> _EXERCISE MATERIALS_
==========

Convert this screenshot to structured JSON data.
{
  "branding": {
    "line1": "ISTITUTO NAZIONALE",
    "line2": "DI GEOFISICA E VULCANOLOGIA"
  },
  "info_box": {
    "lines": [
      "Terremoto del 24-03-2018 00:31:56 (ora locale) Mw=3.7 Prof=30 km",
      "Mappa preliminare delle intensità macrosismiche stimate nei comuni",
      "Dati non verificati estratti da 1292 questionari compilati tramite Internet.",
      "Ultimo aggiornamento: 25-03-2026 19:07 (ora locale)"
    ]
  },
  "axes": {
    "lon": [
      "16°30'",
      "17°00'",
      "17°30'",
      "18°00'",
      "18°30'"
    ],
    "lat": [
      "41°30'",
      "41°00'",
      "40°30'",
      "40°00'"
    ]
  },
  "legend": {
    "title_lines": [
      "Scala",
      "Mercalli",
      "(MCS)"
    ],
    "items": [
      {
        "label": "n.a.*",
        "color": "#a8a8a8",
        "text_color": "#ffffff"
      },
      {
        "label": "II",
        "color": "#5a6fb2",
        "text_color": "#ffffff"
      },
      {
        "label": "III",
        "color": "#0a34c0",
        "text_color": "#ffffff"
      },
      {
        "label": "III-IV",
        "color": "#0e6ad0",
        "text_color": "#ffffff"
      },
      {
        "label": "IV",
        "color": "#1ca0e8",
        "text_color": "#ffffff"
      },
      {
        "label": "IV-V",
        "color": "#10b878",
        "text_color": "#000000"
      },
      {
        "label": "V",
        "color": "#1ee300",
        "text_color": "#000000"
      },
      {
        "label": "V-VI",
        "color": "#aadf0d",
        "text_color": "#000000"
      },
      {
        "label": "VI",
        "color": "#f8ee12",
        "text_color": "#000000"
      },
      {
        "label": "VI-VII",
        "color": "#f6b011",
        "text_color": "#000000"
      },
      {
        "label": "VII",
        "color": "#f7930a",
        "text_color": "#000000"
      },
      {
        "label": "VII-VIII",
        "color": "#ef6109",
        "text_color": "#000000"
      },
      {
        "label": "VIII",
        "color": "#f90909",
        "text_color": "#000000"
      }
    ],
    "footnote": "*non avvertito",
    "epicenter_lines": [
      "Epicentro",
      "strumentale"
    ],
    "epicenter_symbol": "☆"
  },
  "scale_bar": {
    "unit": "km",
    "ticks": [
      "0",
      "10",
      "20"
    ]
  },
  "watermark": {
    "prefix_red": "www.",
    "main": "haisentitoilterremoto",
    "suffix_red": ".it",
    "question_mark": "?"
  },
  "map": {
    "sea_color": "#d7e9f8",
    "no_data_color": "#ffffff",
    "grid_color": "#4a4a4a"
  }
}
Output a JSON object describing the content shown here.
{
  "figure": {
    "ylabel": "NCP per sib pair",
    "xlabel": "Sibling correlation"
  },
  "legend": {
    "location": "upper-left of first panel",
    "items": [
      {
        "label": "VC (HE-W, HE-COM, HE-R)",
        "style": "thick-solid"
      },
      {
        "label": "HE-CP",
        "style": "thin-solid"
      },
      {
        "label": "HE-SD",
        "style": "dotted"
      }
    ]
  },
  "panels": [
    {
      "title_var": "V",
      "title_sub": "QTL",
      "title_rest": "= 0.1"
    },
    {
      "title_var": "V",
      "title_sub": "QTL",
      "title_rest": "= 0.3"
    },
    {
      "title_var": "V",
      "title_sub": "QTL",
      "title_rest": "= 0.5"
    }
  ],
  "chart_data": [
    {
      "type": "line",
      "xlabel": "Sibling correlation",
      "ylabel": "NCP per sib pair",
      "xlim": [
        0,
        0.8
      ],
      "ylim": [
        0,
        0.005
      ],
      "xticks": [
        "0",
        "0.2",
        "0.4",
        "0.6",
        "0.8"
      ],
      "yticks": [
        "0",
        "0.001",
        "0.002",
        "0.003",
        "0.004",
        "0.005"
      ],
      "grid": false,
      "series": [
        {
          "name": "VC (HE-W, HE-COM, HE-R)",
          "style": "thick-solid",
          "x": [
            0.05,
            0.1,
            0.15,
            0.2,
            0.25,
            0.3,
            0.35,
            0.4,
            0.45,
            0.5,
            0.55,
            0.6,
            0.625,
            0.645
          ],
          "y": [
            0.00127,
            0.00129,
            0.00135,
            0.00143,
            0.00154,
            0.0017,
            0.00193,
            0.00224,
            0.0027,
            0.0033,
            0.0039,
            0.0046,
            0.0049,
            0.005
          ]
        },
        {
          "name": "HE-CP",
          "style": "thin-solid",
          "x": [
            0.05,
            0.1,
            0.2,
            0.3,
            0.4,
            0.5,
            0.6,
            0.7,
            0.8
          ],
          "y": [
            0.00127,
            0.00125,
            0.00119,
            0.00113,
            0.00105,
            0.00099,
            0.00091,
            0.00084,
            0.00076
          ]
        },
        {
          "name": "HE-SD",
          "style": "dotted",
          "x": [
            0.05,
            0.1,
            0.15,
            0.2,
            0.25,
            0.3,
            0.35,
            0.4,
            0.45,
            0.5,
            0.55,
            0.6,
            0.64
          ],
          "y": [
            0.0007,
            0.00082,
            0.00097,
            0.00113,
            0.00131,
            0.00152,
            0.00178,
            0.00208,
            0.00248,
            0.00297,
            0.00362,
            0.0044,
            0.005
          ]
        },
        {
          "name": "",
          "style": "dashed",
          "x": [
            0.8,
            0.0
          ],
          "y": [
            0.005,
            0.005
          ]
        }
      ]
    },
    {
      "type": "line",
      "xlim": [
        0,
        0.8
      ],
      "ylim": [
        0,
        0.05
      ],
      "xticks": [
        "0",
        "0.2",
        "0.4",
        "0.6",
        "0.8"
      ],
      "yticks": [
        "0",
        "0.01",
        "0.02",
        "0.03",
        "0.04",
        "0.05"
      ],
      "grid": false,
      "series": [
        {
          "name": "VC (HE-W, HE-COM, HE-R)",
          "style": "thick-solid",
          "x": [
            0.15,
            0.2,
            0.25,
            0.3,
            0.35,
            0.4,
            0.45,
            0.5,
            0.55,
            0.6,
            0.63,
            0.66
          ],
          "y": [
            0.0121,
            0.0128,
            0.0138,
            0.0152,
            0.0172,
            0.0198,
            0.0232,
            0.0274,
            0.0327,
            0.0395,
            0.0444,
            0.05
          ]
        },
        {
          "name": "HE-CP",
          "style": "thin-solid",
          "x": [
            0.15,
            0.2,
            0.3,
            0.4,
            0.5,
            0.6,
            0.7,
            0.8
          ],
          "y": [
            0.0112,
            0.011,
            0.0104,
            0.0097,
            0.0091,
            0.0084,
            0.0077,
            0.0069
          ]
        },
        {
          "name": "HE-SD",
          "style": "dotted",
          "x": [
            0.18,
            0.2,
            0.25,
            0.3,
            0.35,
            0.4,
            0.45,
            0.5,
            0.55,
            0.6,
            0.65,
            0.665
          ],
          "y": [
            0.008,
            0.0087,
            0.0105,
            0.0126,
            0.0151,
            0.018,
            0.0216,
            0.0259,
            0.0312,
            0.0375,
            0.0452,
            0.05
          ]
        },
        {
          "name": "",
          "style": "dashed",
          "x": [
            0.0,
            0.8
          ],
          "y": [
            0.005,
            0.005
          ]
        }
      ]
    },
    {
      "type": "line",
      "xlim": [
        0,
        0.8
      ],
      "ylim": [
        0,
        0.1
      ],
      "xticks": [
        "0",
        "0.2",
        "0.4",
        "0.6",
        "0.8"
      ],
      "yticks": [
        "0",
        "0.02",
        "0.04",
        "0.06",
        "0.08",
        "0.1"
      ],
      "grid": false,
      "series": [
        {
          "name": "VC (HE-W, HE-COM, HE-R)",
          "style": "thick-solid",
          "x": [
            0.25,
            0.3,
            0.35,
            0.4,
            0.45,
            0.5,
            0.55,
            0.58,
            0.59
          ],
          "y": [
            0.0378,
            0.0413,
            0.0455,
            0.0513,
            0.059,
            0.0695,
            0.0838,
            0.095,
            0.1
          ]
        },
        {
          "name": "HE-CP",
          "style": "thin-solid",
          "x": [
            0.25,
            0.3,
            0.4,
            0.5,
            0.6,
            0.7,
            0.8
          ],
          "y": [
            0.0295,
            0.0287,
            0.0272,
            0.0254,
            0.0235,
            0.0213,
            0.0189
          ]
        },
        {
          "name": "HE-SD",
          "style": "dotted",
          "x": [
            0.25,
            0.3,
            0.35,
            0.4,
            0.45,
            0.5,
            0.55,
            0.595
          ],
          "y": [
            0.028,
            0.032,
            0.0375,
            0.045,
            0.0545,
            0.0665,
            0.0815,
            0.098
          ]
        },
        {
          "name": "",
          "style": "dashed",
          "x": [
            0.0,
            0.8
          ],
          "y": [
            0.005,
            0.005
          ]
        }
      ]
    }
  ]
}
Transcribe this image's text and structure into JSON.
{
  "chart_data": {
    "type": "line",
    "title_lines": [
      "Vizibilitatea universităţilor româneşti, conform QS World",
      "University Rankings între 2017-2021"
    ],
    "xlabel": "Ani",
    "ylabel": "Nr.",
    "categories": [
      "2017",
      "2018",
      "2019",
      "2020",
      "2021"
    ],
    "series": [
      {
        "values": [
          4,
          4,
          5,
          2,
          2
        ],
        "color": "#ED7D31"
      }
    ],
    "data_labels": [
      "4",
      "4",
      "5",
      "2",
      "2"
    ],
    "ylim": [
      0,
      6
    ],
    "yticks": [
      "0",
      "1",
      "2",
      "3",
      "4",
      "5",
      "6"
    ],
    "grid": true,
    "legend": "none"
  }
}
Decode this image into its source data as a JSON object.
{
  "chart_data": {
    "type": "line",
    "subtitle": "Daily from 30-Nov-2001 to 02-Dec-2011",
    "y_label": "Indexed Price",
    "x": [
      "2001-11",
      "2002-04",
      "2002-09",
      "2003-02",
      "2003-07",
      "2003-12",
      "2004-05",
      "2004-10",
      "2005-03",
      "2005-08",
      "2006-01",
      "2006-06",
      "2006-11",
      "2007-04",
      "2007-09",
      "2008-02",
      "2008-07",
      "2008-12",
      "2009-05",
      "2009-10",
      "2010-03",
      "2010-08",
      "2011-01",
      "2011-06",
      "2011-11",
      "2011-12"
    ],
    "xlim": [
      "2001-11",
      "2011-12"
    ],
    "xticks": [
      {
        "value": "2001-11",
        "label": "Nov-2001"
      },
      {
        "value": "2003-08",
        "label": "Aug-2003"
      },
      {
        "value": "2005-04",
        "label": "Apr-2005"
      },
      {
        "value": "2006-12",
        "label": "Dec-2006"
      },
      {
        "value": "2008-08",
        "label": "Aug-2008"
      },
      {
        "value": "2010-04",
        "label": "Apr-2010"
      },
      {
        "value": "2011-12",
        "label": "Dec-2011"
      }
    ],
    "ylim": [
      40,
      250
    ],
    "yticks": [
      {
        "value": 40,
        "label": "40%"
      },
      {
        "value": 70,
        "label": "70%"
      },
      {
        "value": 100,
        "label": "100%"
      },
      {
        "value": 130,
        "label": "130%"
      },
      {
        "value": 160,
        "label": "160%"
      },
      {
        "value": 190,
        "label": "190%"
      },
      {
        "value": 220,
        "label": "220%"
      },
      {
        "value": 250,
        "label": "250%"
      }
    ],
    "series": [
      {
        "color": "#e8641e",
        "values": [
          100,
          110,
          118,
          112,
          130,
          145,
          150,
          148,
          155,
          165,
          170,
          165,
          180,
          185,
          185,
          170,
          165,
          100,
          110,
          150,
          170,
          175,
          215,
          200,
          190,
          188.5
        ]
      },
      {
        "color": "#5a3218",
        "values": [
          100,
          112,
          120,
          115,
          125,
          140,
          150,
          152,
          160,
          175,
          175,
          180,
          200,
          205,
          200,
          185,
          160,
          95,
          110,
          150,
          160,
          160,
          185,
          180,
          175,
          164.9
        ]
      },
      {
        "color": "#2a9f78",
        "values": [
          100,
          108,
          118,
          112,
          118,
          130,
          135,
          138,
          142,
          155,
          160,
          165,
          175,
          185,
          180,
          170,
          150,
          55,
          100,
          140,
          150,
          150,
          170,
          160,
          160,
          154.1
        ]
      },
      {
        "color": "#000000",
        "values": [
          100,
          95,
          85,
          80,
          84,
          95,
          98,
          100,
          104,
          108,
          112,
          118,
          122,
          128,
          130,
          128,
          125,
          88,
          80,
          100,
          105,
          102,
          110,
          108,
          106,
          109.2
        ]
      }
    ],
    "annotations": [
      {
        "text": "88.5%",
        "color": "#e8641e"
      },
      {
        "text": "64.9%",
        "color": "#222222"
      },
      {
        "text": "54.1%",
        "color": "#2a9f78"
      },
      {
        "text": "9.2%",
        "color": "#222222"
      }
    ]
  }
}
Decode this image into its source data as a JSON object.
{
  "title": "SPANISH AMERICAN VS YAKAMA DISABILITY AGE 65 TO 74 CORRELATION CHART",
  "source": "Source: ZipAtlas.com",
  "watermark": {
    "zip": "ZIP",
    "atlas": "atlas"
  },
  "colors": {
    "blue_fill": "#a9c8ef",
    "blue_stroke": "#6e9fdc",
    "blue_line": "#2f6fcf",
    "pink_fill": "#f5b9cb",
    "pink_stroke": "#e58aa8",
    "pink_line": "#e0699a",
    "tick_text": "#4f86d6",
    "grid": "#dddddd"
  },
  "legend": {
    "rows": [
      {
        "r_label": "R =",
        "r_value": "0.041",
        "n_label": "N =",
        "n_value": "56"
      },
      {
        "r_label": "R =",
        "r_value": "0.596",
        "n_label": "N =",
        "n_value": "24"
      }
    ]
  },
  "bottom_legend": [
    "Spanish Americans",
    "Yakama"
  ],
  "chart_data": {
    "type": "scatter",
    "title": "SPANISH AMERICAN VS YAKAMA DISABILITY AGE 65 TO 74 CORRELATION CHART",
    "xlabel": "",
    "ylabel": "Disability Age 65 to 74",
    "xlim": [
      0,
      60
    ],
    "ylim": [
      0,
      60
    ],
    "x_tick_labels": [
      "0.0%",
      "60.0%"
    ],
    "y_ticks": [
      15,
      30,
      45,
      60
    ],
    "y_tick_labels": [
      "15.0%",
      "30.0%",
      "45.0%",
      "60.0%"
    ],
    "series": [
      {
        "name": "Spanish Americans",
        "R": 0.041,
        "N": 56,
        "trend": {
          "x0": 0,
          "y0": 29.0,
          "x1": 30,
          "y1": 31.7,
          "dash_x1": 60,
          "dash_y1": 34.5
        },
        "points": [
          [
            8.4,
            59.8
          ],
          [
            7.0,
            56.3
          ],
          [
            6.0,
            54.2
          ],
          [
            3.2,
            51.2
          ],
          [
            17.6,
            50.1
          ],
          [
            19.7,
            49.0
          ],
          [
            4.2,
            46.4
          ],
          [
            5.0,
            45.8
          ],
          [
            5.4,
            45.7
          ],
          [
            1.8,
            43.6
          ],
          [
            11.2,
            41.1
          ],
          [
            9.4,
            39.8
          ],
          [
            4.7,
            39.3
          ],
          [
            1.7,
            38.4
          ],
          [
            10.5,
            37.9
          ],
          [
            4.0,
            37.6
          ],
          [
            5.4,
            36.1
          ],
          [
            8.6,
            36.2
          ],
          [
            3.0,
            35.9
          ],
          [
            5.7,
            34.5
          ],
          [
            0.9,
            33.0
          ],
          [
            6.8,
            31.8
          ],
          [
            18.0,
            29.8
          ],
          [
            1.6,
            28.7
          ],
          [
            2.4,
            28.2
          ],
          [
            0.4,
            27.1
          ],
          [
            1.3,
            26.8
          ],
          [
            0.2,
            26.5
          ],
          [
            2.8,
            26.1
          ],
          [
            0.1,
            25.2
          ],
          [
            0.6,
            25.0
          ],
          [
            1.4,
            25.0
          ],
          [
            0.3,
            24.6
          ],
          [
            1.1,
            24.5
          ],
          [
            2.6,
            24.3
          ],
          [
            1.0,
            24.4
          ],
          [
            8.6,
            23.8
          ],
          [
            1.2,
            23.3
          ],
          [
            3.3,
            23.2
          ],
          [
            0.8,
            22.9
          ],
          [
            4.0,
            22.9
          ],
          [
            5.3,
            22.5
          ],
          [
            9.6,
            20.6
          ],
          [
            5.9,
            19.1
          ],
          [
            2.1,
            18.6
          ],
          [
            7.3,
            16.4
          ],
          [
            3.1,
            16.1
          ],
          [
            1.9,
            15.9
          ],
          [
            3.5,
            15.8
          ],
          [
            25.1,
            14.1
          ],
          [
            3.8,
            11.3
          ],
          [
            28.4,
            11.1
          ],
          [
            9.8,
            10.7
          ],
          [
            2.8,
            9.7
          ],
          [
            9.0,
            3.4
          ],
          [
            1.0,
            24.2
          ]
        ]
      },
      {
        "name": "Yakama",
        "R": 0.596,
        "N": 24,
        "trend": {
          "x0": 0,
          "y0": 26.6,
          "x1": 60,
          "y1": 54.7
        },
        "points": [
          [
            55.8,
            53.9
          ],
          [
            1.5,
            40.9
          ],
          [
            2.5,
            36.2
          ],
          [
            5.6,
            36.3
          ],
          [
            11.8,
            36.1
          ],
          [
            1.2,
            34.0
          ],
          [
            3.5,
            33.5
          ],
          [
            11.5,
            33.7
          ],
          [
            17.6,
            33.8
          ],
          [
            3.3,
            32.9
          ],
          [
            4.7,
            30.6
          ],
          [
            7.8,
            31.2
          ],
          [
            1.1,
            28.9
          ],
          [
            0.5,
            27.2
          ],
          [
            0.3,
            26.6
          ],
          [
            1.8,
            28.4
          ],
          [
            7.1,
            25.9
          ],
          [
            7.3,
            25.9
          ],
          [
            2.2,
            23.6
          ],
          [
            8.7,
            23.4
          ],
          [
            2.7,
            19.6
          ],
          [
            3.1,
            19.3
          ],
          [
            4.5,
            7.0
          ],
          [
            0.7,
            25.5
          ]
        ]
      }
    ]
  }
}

==========

Where does the word "this" appear? Return each line that holds it.

> _OUTPUT_
Convert this screenshot to structured JSON data.
Transcribe this image's text and structure into JSON.
Decode this image into its source data as a JSON object.
Decode this image into its source data as a JSON object.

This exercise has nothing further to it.